◆ **Records for this exercise**

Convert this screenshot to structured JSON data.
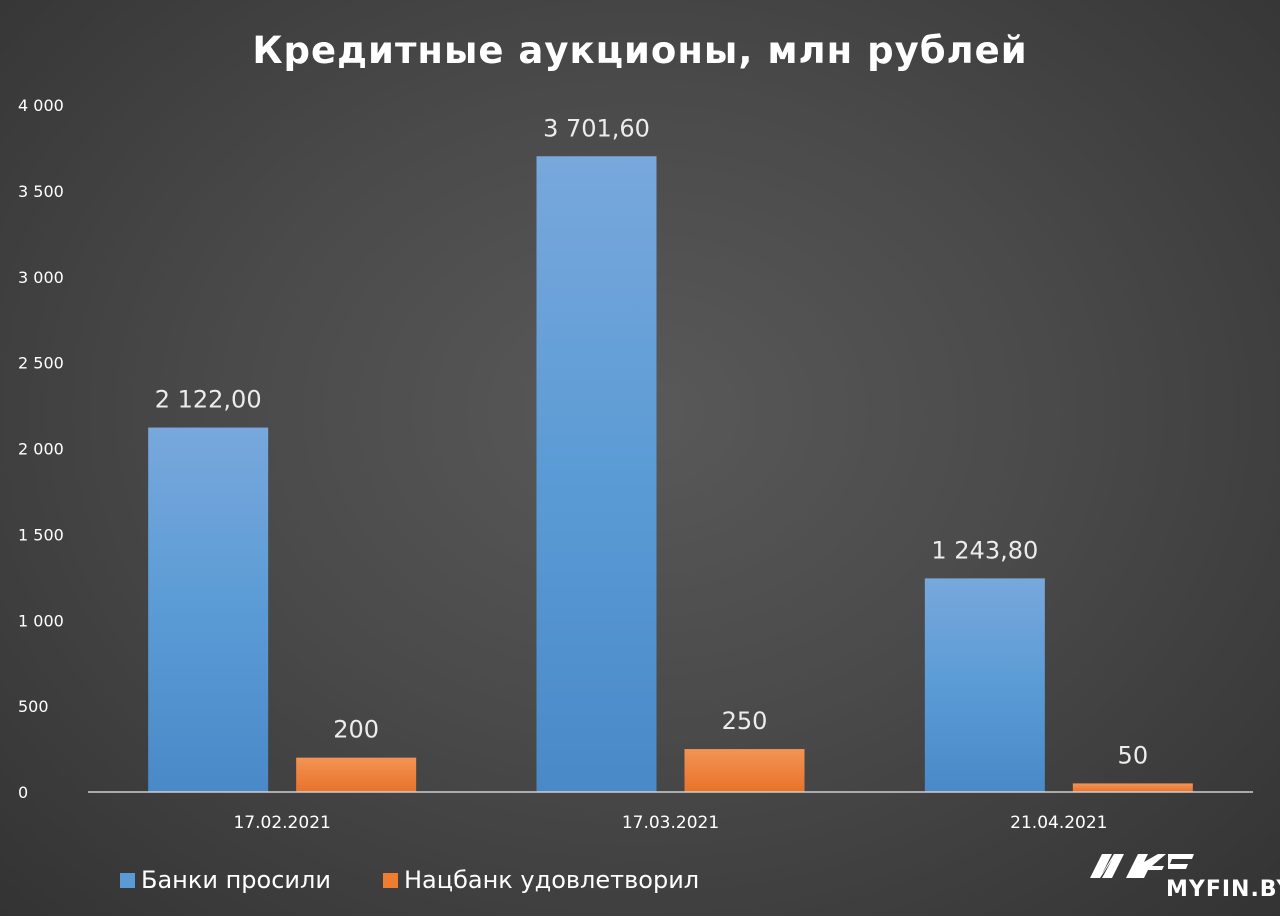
{
  "chart_data": {
    "type": "bar",
    "title": "Кредитные  аукционы,  млн рублей",
    "categories": [
      "17.02.2021",
      "17.03.2021",
      "21.04.2021"
    ],
    "series": [
      {
        "name": "Банки просили",
        "values": [
          2122.0,
          3701.6,
          1243.8
        ],
        "labels": [
          "2 122,00",
          "3 701,60",
          "1 243,80"
        ],
        "color": "#5b9bd5"
      },
      {
        "name": "Нацбанк удовлетворил",
        "values": [
          200,
          250,
          50
        ],
        "labels": [
          "200",
          "250",
          "50"
        ],
        "color": "#ed7d31"
      }
    ],
    "yticks": [
      0,
      500,
      1000,
      1500,
      2000,
      2500,
      3000,
      3500,
      4000
    ],
    "ytick_labels": [
      "0",
      "500",
      "1 000",
      "1 500",
      "2 000",
      "2 500",
      "3 000",
      "3 500",
      "4 000"
    ],
    "ylim": [
      0,
      4000
    ],
    "grid": false,
    "legend_position": "bottom-left"
  },
  "watermark": {
    "text": "MYFIN.BY"
  }
}
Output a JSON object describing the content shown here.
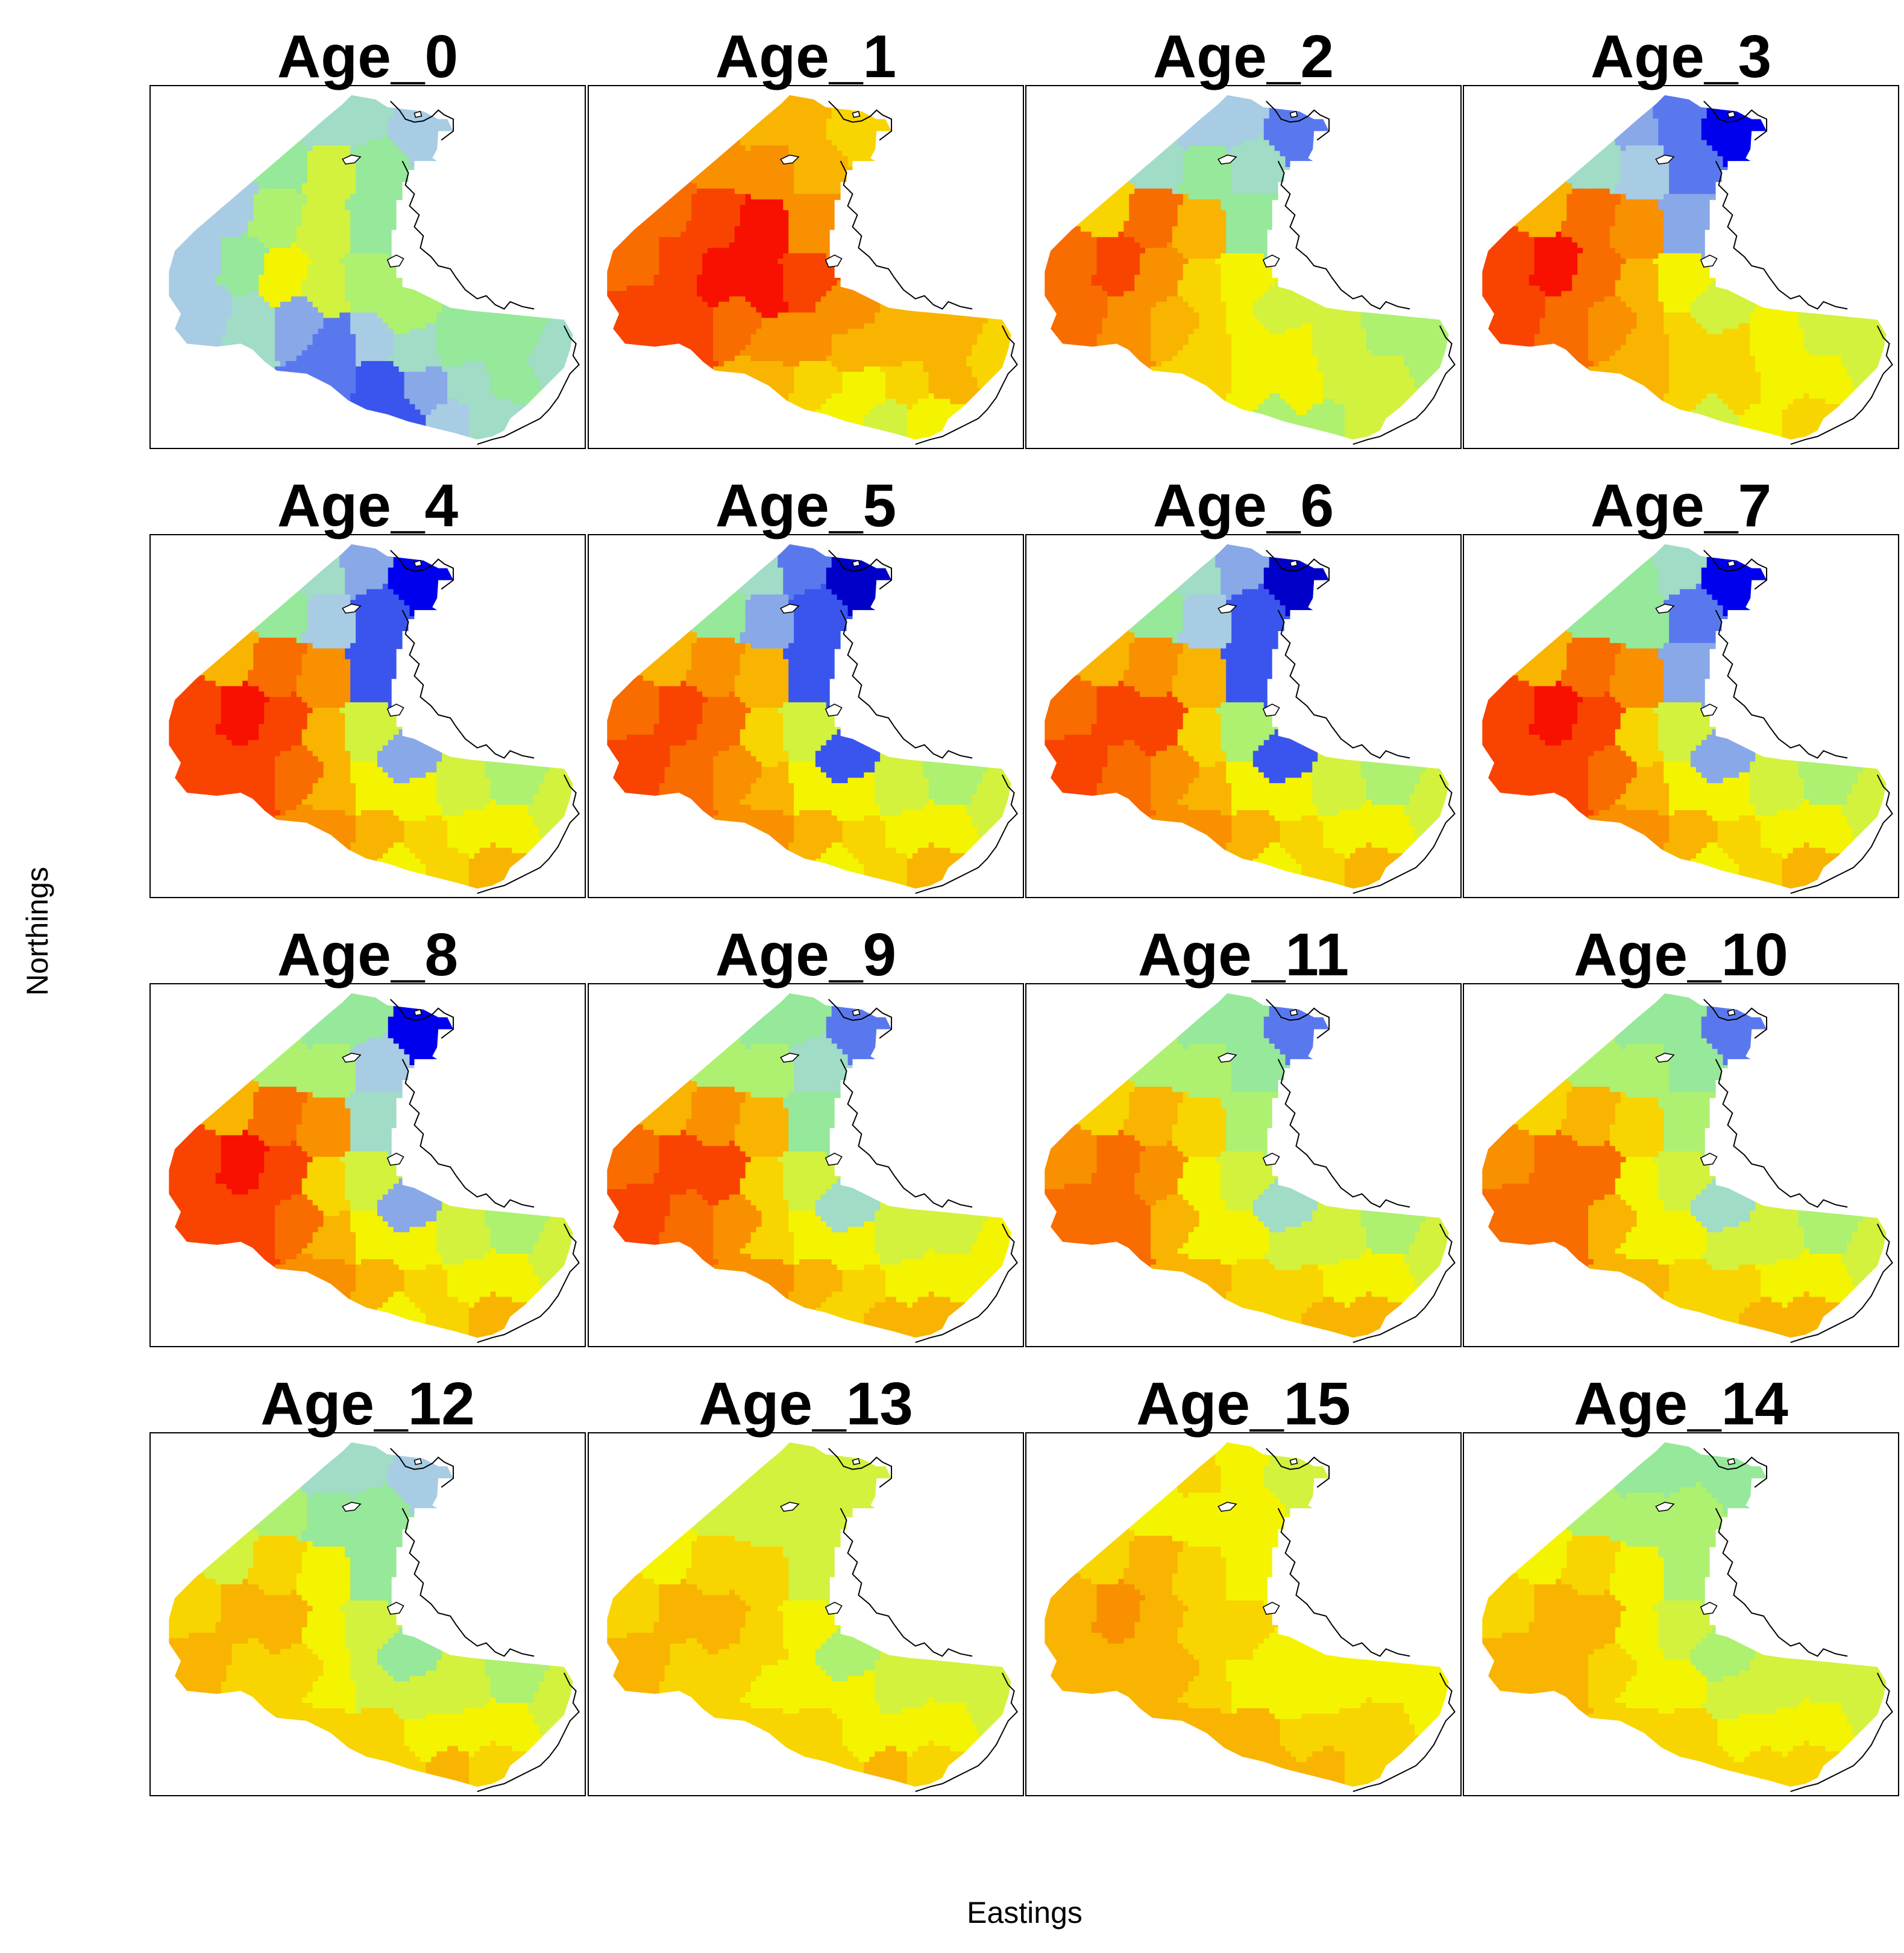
{
  "figure": {
    "xlabel": "Eastings",
    "ylabel": "Northings"
  },
  "palette": [
    "#0000c8",
    "#0000ee",
    "#3a55ee",
    "#5a78ee",
    "#88a8e8",
    "#a8cce4",
    "#a0dcc6",
    "#96e89a",
    "#aef070",
    "#d2f23e",
    "#f4f400",
    "#f8d400",
    "#f8b400",
    "#f89000",
    "#f86c00",
    "#f84400",
    "#f81000"
  ],
  "map_data": {
    "type": "choropleth-panels",
    "value_scale": "0 = blue (low) to 16 = red (high)",
    "panels": [
      {
        "title": "Age_0"
      },
      {
        "title": "Age_1"
      },
      {
        "title": "Age_2"
      },
      {
        "title": "Age_3"
      },
      {
        "title": "Age_4"
      },
      {
        "title": "Age_5"
      },
      {
        "title": "Age_6"
      },
      {
        "title": "Age_7"
      },
      {
        "title": "Age_8"
      },
      {
        "title": "Age_9"
      },
      {
        "title": "Age_11"
      },
      {
        "title": "Age_10"
      },
      {
        "title": "Age_12"
      },
      {
        "title": "Age_13"
      },
      {
        "title": "Age_15"
      },
      {
        "title": "Age_14"
      }
    ]
  }
}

◆ **Problem description**
Reproduce the full listing above verbatim, with no pictures included.

◆ **Solution for this exercise**
Convert this screenshot to structured JSON data.
{
  "chart_data": {
    "type": "bar",
    "title": "Кредитные  аукционы,  млн рублей",
    "categories": [
      "17.02.2021",
      "17.03.2021",
      "21.04.2021"
    ],
    "series": [
      {
        "name": "Банки просили",
        "values": [
          2122.0,
          3701.6,
          1243.8
        ],
        "labels": [
          "2 122,00",
          "3 701,60",
          "1 243,80"
        ],
        "color": "#5b9bd5"
      },
      {
        "name": "Нацбанк удовлетворил",
        "values": [
          200,
          250,
          50
        ],
        "labels": [
          "200",
          "250",
          "50"
        ],
        "color": "#ed7d31"
      }
    ],
    "yticks": [
      0,
      500,
      1000,
      1500,
      2000,
      2500,
      3000,
      3500,
      4000
    ],
    "ytick_labels": [
      "0",
      "500",
      "1 000",
      "1 500",
      "2 000",
      "2 500",
      "3 000",
      "3 500",
      "4 000"
    ],
    "ylim": [
      0,
      4000
    ],
    "grid": false,
    "legend_position": "bottom-left"
  },
  "watermark": {
    "text": "MYFIN.BY"
  }
}
Output a JSON object describing the content shown here.
{
  "figure": {
    "xlabel": "Eastings",
    "ylabel": "Northings"
  },
  "palette": [
    "#0000c8",
    "#0000ee",
    "#3a55ee",
    "#5a78ee",
    "#88a8e8",
    "#a8cce4",
    "#a0dcc6",
    "#96e89a",
    "#aef070",
    "#d2f23e",
    "#f4f400",
    "#f8d400",
    "#f8b400",
    "#f89000",
    "#f86c00",
    "#f84400",
    "#f81000"
  ],
  "map_data": {
    "type": "choropleth-panels",
    "value_scale": "0 = blue (low) to 16 = red (high)",
    "panels": [
      {
        "title": "Age_0"
      },
      {
        "title": "Age_1"
      },
      {
        "title": "Age_2"
      },
      {
        "title": "Age_3"
      },
      {
        "title": "Age_4"
      },
      {
        "title": "Age_5"
      },
      {
        "title": "Age_6"
      },
      {
        "title": "Age_7"
      },
      {
        "title": "Age_8"
      },
      {
        "title": "Age_9"
      },
      {
        "title": "Age_11"
      },
      {
        "title": "Age_10"
      },
      {
        "title": "Age_12"
      },
      {
        "title": "Age_13"
      },
      {
        "title": "Age_15"
      },
      {
        "title": "Age_14"
      }
    ]
  }
}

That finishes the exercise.